(Problem to work on): Write out the entire listing below exactly as it appears, minus any pictures.

(Data entries for graphics)
※ ※ ※
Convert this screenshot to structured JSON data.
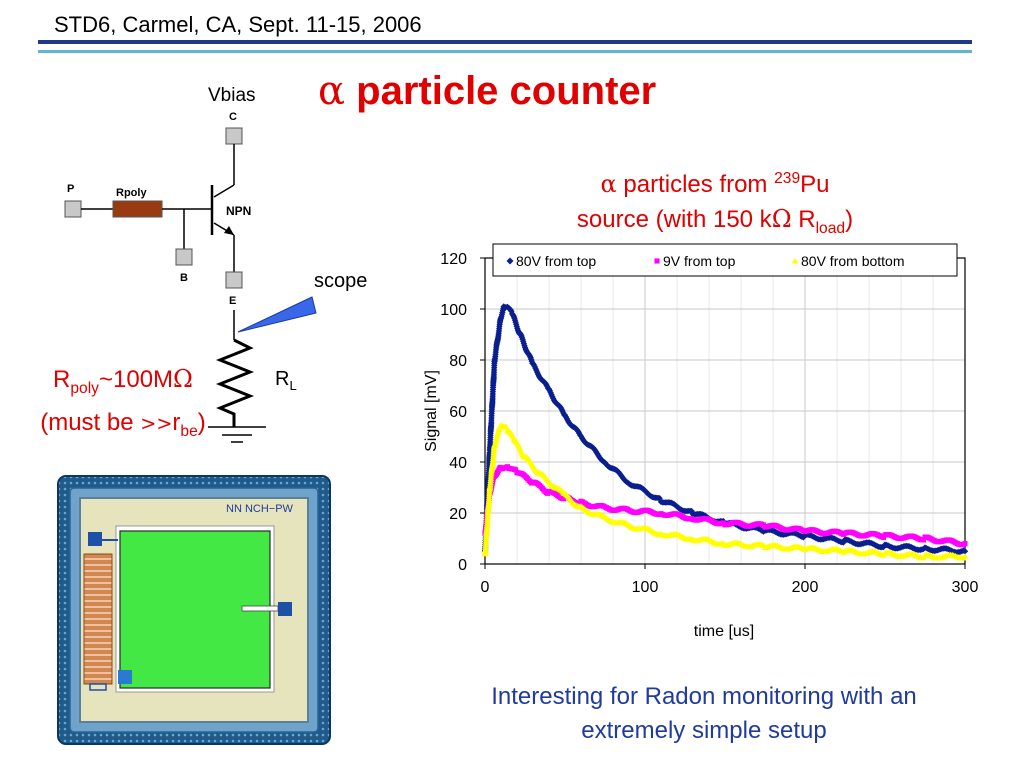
{
  "header": {
    "conference": "STD6, Carmel, CA, Sept. 11-15, 2006",
    "title_symbol": "α",
    "title_text": "particle counter"
  },
  "colors": {
    "title_red": "#e00000",
    "header_rule": "#1f3a8a",
    "header_rule_light": "#5fb4d8",
    "conclusion_blue": "#1f3aa0"
  },
  "circuit": {
    "vbias_label": "Vbias",
    "collector_label": "C",
    "base_label": "B",
    "emitter_label": "E",
    "p_label": "P",
    "rpoly_label": "Rpoly",
    "npn_label": "NPN",
    "scope_label": "scope",
    "rl_label": "R",
    "rl_sub": "L"
  },
  "rpoly_note": {
    "r": "R",
    "poly_sub": "poly",
    "value": "~100M",
    "ohm": "Ω",
    "line2_prefix": "(must be ",
    "gg": ">>",
    "r2": "r",
    "be_sub": "be",
    "line2_suffix": ")"
  },
  "chip": {
    "label": "NN NCH−PW"
  },
  "plot_title": {
    "alpha": "α",
    "line1_text": " particles from ",
    "isotope_sup": "239",
    "element": "Pu",
    "line2_prefix": "source (with 150 k",
    "ohm": "Ω",
    "r": " R",
    "load_sub": "load",
    "line2_suffix": ")"
  },
  "chart_data": {
    "type": "scatter",
    "title": "",
    "xlabel": "time [us]",
    "ylabel": "Signal [mV]",
    "xlim": [
      0,
      300
    ],
    "ylim": [
      0,
      120
    ],
    "xticks": [
      0,
      100,
      200,
      300
    ],
    "yticks": [
      0,
      20,
      40,
      60,
      80,
      100,
      120
    ],
    "grid": true,
    "legend_position": "top",
    "series": [
      {
        "name": "80V from top",
        "color": "#0a1f8f",
        "marker": "diamond",
        "x": [
          0,
          3,
          6,
          10,
          12,
          14,
          17,
          22,
          30,
          40,
          50,
          60,
          75,
          90,
          110,
          130,
          150,
          175,
          200,
          225,
          250,
          275,
          300
        ],
        "y": [
          5,
          45,
          80,
          97,
          101,
          101,
          98,
          90,
          78,
          68,
          58,
          50,
          40,
          32,
          25,
          20,
          16,
          13,
          11,
          9,
          7,
          6,
          5
        ]
      },
      {
        "name": "9V from top",
        "color": "#ff00ff",
        "marker": "square",
        "x": [
          0,
          3,
          6,
          10,
          15,
          20,
          30,
          40,
          50,
          60,
          75,
          90,
          110,
          130,
          150,
          175,
          200,
          225,
          250,
          275,
          300
        ],
        "y": [
          12,
          28,
          35,
          38,
          38,
          36,
          32,
          28,
          26,
          24,
          22,
          21,
          20,
          18,
          16,
          15,
          13,
          12,
          11,
          10,
          8
        ]
      },
      {
        "name": "80V from bottom",
        "color": "#ffff00",
        "marker": "triangle",
        "x": [
          0,
          3,
          6,
          10,
          14,
          18,
          25,
          35,
          50,
          60,
          75,
          90,
          110,
          130,
          150,
          175,
          200,
          225,
          250,
          275,
          300
        ],
        "y": [
          4,
          30,
          47,
          55,
          53,
          49,
          42,
          35,
          27,
          22,
          18,
          15,
          12,
          10,
          8,
          7,
          6,
          5,
          4,
          3,
          3
        ]
      }
    ]
  },
  "conclusion": {
    "line1": "Interesting for Radon monitoring with an",
    "line2": "extremely simple setup"
  }
}
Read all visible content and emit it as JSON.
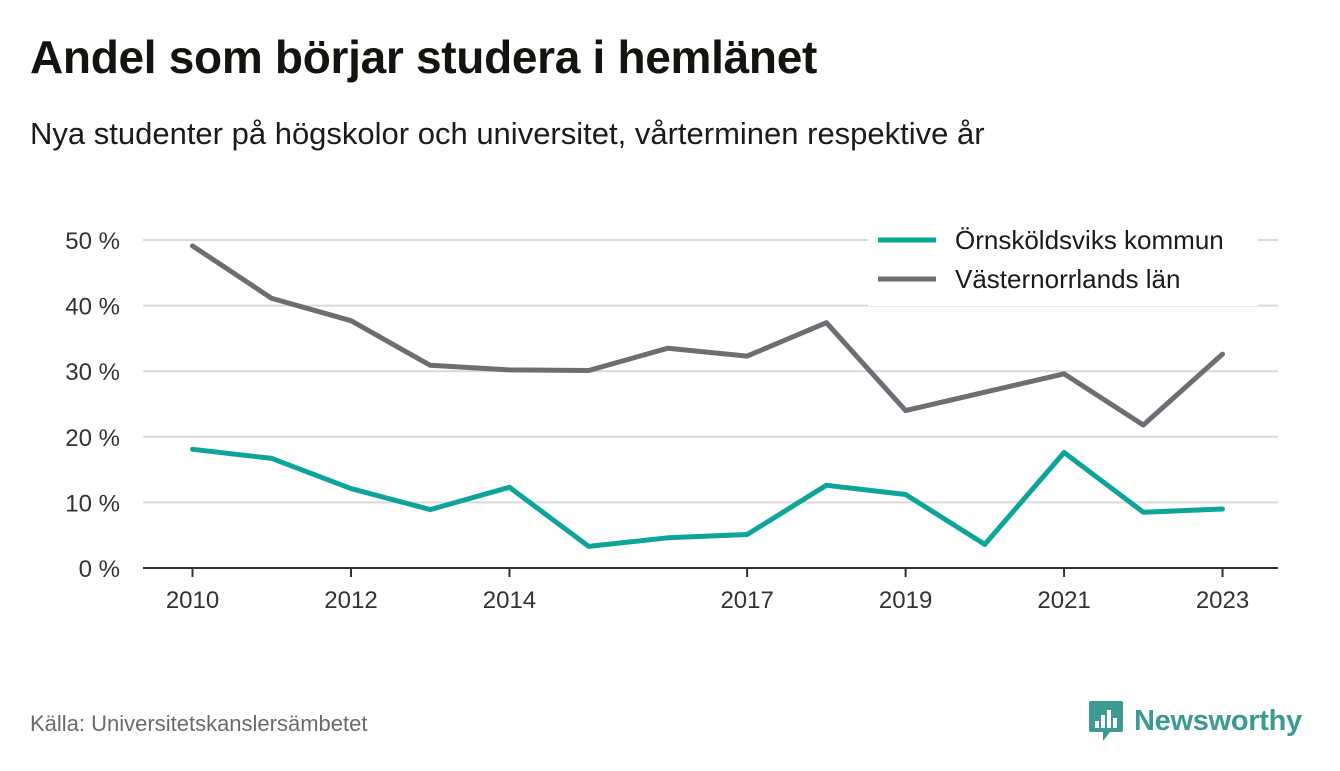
※ ※ ※
(Expected output):
Convert this screenshot to structured JSON data.
{
  "header": {
    "conference": "STD6, Carmel, CA, Sept. 11-15, 2006",
    "title_symbol": "α",
    "title_text": "particle counter"
  },
  "colors": {
    "title_red": "#e00000",
    "header_rule": "#1f3a8a",
    "header_rule_light": "#5fb4d8",
    "conclusion_blue": "#1f3aa0"
  },
  "circuit": {
    "vbias_label": "Vbias",
    "collector_label": "C",
    "base_label": "B",
    "emitter_label": "E",
    "p_label": "P",
    "rpoly_label": "Rpoly",
    "npn_label": "NPN",
    "scope_label": "scope",
    "rl_label": "R",
    "rl_sub": "L"
  },
  "rpoly_note": {
    "r": "R",
    "poly_sub": "poly",
    "value": "~100M",
    "ohm": "Ω",
    "line2_prefix": "(must be ",
    "gg": ">>",
    "r2": "r",
    "be_sub": "be",
    "line2_suffix": ")"
  },
  "chip": {
    "label": "NN NCH−PW"
  },
  "plot_title": {
    "alpha": "α",
    "line1_text": " particles from ",
    "isotope_sup": "239",
    "element": "Pu",
    "line2_prefix": "source (with 150 k",
    "ohm": "Ω",
    "r": " R",
    "load_sub": "load",
    "line2_suffix": ")"
  },
  "chart_data": {
    "type": "scatter",
    "title": "",
    "xlabel": "time [us]",
    "ylabel": "Signal [mV]",
    "xlim": [
      0,
      300
    ],
    "ylim": [
      0,
      120
    ],
    "xticks": [
      0,
      100,
      200,
      300
    ],
    "yticks": [
      0,
      20,
      40,
      60,
      80,
      100,
      120
    ],
    "grid": true,
    "legend_position": "top",
    "series": [
      {
        "name": "80V from top",
        "color": "#0a1f8f",
        "marker": "diamond",
        "x": [
          0,
          3,
          6,
          10,
          12,
          14,
          17,
          22,
          30,
          40,
          50,
          60,
          75,
          90,
          110,
          130,
          150,
          175,
          200,
          225,
          250,
          275,
          300
        ],
        "y": [
          5,
          45,
          80,
          97,
          101,
          101,
          98,
          90,
          78,
          68,
          58,
          50,
          40,
          32,
          25,
          20,
          16,
          13,
          11,
          9,
          7,
          6,
          5
        ]
      },
      {
        "name": "9V from top",
        "color": "#ff00ff",
        "marker": "square",
        "x": [
          0,
          3,
          6,
          10,
          15,
          20,
          30,
          40,
          50,
          60,
          75,
          90,
          110,
          130,
          150,
          175,
          200,
          225,
          250,
          275,
          300
        ],
        "y": [
          12,
          28,
          35,
          38,
          38,
          36,
          32,
          28,
          26,
          24,
          22,
          21,
          20,
          18,
          16,
          15,
          13,
          12,
          11,
          10,
          8
        ]
      },
      {
        "name": "80V from bottom",
        "color": "#ffff00",
        "marker": "triangle",
        "x": [
          0,
          3,
          6,
          10,
          14,
          18,
          25,
          35,
          50,
          60,
          75,
          90,
          110,
          130,
          150,
          175,
          200,
          225,
          250,
          275,
          300
        ],
        "y": [
          4,
          30,
          47,
          55,
          53,
          49,
          42,
          35,
          27,
          22,
          18,
          15,
          12,
          10,
          8,
          7,
          6,
          5,
          4,
          3,
          3
        ]
      }
    ]
  },
  "conclusion": {
    "line1": "Interesting for Radon monitoring with an",
    "line2": "extremely simple setup"
  }
}
Read all visible content and emit it as JSON.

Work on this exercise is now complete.